--- Records supplied ---

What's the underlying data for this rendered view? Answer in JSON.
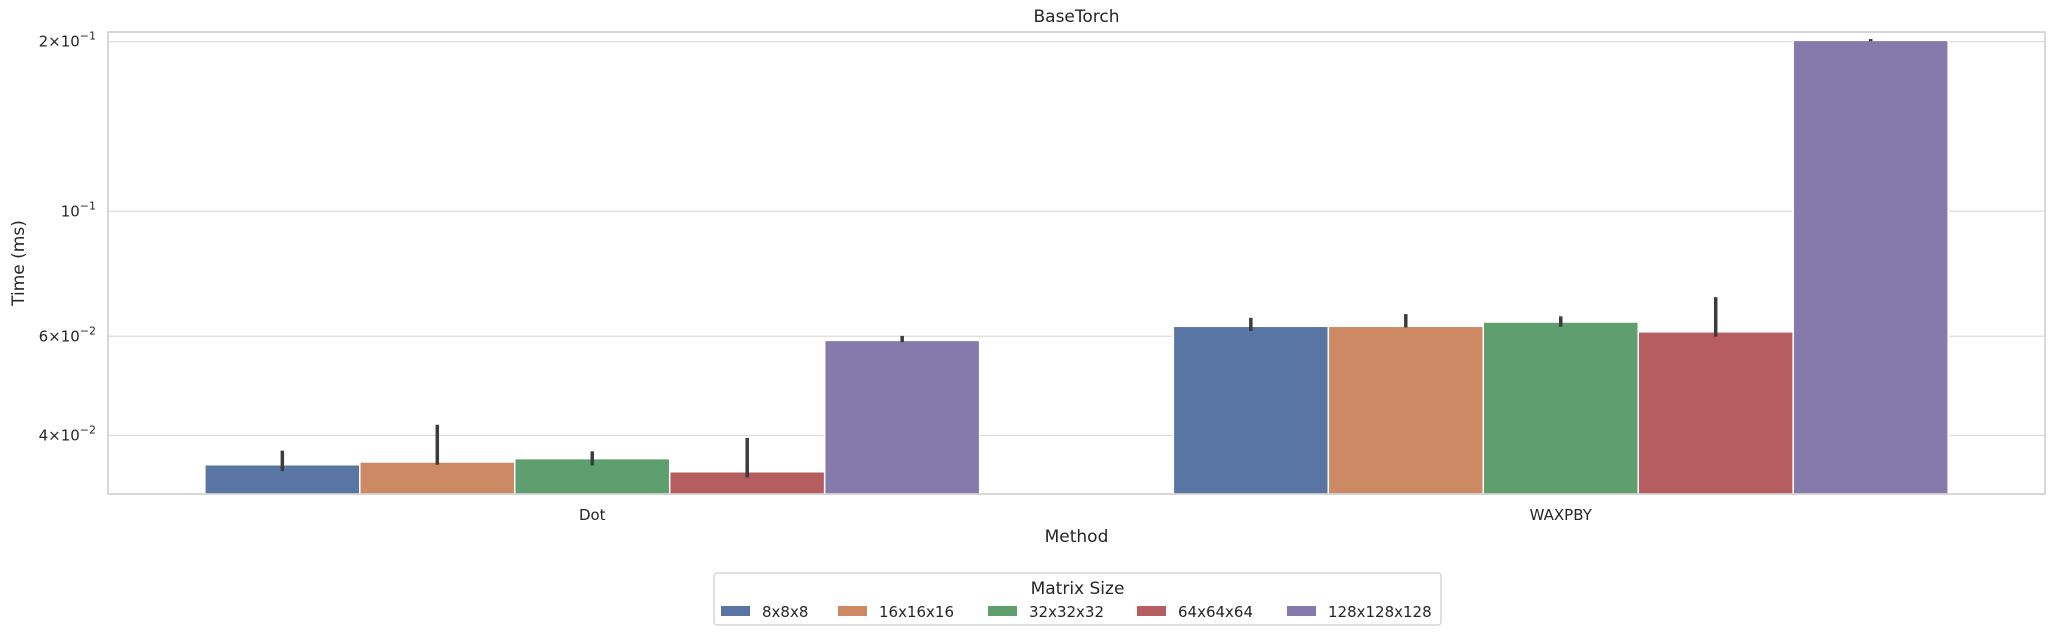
{
  "chart_data": {
    "type": "bar",
    "title": "BaseTorch",
    "xlabel": "Method",
    "ylabel": "Time (ms)",
    "yscale": "log",
    "ylim": [
      0.0315,
      0.208
    ],
    "yticks": [
      {
        "value": 0.04,
        "mant": "4",
        "exp": "−2"
      },
      {
        "value": 0.06,
        "mant": "6",
        "exp": "−2"
      },
      {
        "value": 0.1,
        "mant": "",
        "exp": "−1"
      },
      {
        "value": 0.2,
        "mant": "2",
        "exp": "−1"
      }
    ],
    "grid": true,
    "categories": [
      "Dot",
      "WAXPBY"
    ],
    "legend": {
      "title": "Matrix Size",
      "placement": "bottom-center"
    },
    "series": [
      {
        "name": "8x8x8",
        "color": "#5975a4",
        "values": [
          0.0355,
          0.0625
        ],
        "error_low": [
          0.0346,
          0.0613
        ],
        "error_high": [
          0.0376,
          0.0647
        ]
      },
      {
        "name": "16x16x16",
        "color": "#cc8963",
        "values": [
          0.0359,
          0.0625
        ],
        "error_low": [
          0.0355,
          0.0622
        ],
        "error_high": [
          0.0418,
          0.0657
        ]
      },
      {
        "name": "32x32x32",
        "color": "#5f9e6e",
        "values": [
          0.0364,
          0.0636
        ],
        "error_low": [
          0.0354,
          0.0624
        ],
        "error_high": [
          0.0375,
          0.0651
        ]
      },
      {
        "name": "64x64x64",
        "color": "#b55d60",
        "values": [
          0.0345,
          0.0611
        ],
        "error_low": [
          0.0337,
          0.0599
        ],
        "error_high": [
          0.0396,
          0.0704
        ]
      },
      {
        "name": "128x128x128",
        "color": "#857aab",
        "values": [
          0.059,
          0.201
        ],
        "error_low": [
          0.0586,
          0.2003
        ],
        "error_high": [
          0.0601,
          0.2021
        ]
      }
    ]
  }
}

---

• Task to carry out:
Write out every line of the preceding listing that contains "color".

• Task answer:
        "color": "#5975a4",
        "color": "#cc8963",
        "color": "#5f9e6e",
        "color": "#b55d60",
        "color": "#857aab",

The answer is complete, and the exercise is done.